_Challenge_: Tally the lines containing "Menschen" and report the number alone.

## start Stored data

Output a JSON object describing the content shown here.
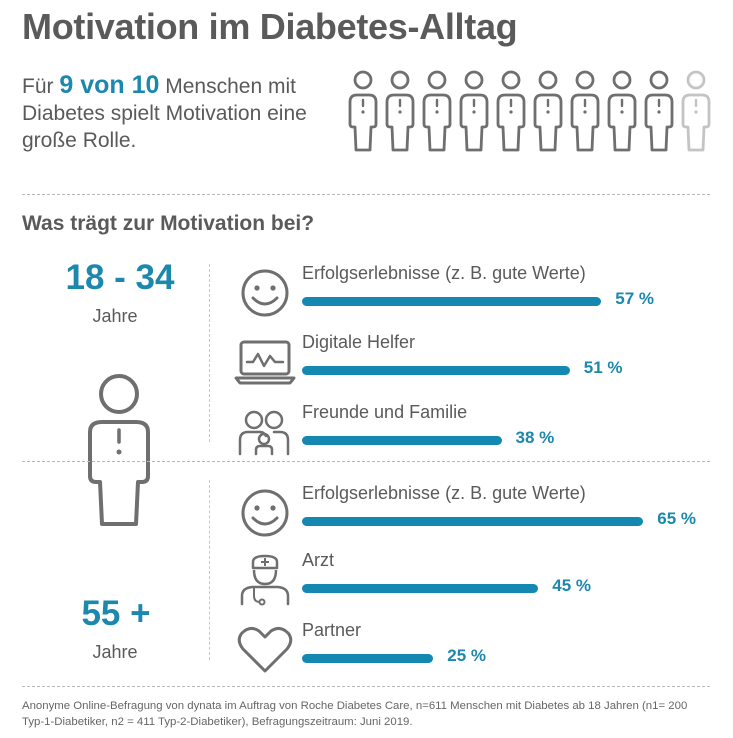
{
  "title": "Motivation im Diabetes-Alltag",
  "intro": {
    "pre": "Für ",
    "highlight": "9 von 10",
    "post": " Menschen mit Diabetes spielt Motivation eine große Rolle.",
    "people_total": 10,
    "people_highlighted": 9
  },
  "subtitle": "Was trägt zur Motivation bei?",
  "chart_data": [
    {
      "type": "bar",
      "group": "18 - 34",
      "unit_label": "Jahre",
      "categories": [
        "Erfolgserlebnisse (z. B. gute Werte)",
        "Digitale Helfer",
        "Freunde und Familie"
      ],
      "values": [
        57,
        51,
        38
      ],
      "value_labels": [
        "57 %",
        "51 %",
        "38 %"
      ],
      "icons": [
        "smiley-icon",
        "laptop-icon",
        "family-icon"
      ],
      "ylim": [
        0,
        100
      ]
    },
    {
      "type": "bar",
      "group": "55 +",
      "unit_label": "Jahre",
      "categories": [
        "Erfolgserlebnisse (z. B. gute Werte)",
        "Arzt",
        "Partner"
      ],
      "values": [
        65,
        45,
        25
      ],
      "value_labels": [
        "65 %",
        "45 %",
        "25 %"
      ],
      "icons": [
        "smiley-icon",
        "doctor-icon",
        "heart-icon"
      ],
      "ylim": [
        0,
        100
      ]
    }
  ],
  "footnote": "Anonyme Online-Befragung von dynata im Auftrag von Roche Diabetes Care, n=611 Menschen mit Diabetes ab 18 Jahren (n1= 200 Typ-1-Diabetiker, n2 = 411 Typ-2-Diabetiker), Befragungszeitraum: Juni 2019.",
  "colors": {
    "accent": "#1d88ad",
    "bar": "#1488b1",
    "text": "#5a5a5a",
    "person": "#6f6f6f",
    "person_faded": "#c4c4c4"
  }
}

## end Stored data
## start Stored data

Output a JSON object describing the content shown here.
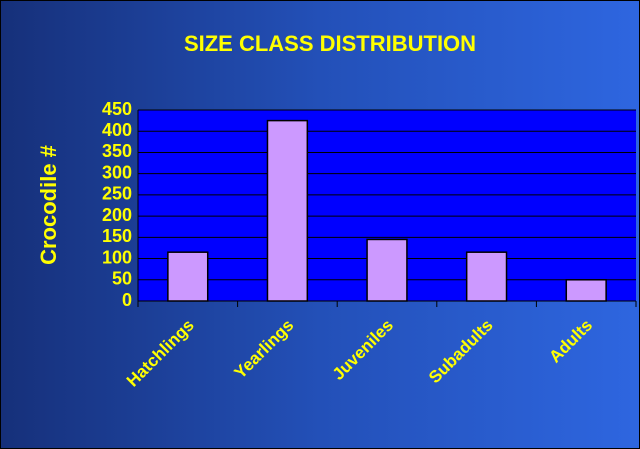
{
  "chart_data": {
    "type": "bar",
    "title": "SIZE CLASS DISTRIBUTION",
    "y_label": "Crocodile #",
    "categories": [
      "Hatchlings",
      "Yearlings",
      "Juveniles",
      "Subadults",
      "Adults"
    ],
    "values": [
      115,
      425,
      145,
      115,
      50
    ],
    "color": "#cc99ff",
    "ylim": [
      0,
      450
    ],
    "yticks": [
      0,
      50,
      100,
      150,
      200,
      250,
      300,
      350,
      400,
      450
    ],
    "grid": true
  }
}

## end Stored data

_Worked answer_: 2